------ Given entries

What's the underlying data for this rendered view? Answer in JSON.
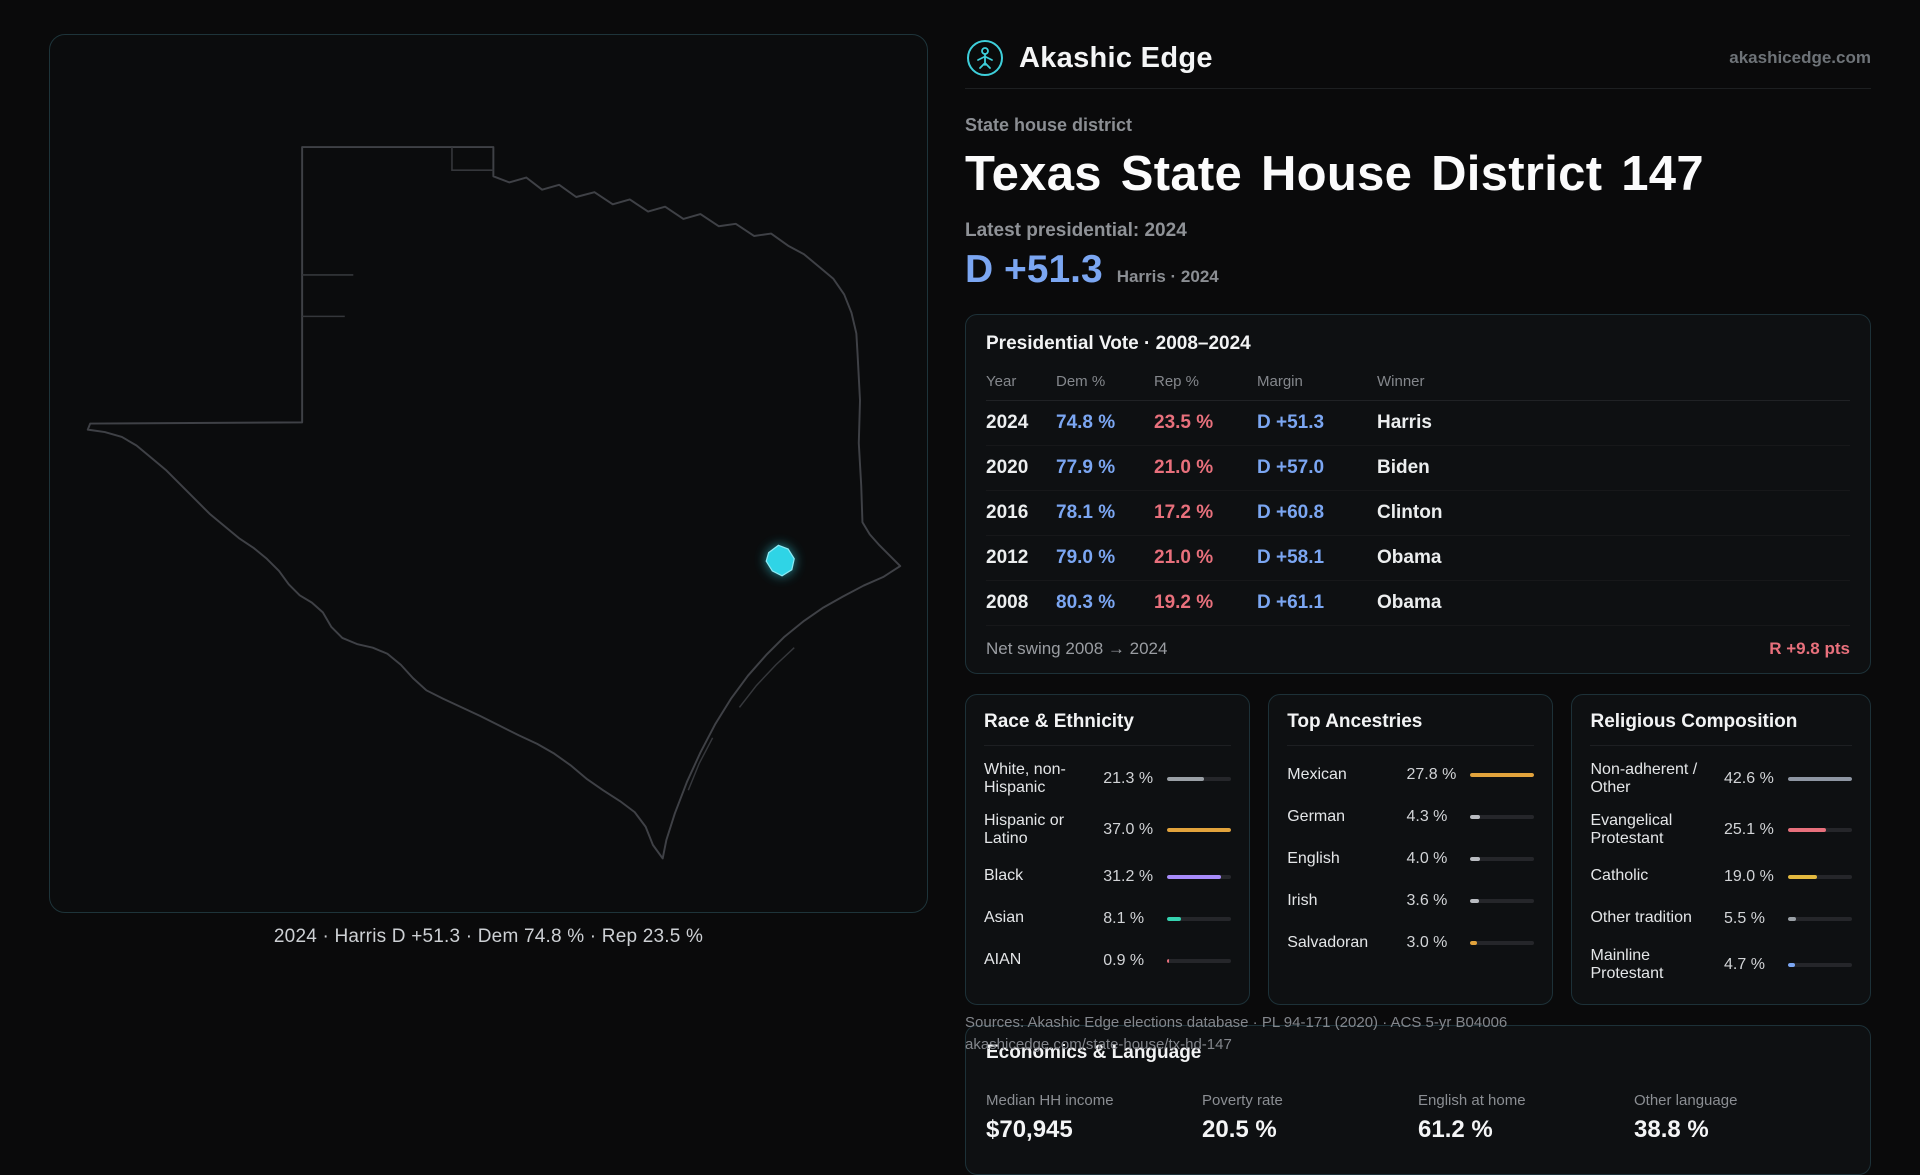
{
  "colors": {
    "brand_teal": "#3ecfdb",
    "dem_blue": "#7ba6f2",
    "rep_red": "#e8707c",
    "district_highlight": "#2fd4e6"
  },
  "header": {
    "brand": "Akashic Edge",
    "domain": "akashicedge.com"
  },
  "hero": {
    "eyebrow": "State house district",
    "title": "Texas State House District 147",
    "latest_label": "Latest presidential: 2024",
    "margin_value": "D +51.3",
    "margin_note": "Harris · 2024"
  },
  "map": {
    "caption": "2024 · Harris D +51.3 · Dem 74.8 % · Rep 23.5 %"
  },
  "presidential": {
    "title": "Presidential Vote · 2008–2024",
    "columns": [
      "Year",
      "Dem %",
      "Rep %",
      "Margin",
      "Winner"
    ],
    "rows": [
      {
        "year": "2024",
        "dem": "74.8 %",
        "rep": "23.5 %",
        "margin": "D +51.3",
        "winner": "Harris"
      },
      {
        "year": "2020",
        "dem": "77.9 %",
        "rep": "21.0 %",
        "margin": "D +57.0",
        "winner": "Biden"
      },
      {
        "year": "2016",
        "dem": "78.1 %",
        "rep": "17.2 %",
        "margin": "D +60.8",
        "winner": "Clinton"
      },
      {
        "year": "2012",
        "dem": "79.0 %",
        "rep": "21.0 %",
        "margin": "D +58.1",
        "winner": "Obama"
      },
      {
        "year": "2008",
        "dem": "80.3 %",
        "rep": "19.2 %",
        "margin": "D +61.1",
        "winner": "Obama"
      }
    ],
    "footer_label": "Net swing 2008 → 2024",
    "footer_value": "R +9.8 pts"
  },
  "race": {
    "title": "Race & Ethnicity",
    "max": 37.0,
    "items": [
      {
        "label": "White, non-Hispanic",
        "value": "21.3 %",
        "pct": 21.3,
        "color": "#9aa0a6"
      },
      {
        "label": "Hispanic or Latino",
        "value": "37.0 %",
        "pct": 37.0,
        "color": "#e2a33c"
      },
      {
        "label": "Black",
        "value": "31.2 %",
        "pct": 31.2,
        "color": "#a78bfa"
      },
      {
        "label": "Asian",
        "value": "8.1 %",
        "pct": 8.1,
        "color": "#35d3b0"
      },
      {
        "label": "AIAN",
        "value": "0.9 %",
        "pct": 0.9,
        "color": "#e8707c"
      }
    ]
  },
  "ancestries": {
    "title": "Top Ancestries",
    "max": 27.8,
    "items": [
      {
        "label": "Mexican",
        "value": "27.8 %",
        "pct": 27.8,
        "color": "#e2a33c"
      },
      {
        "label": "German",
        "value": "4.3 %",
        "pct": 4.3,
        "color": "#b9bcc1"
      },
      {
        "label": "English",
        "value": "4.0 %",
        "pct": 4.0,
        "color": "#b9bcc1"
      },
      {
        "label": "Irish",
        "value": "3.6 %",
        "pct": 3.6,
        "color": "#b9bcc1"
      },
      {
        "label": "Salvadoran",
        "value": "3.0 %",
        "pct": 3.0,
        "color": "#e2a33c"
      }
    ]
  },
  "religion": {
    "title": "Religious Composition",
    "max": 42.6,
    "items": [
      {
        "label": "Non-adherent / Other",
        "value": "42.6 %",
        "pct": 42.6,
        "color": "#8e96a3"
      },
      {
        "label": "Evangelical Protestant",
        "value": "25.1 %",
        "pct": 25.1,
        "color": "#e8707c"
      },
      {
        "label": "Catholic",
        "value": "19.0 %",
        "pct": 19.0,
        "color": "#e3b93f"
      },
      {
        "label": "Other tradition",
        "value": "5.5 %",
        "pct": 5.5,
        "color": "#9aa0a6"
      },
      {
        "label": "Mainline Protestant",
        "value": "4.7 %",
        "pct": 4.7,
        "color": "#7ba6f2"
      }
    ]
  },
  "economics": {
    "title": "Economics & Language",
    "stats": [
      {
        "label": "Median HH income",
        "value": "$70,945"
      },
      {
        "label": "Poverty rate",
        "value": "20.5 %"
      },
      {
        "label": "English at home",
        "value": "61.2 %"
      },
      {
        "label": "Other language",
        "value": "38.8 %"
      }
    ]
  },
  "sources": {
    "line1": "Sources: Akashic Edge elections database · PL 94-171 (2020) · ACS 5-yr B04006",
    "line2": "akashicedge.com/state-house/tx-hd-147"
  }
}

------------

## Task brief
Copy every line from the records above that contains the word "title".

## Response to this task
    "title": "Texas State House District 147",
    "title": "Presidential Vote · 2008–2024",
    "title": "Race & Ethnicity",
    "title": "Top Ancestries",
    "title": "Religious Composition",
    "title": "Economics & Language",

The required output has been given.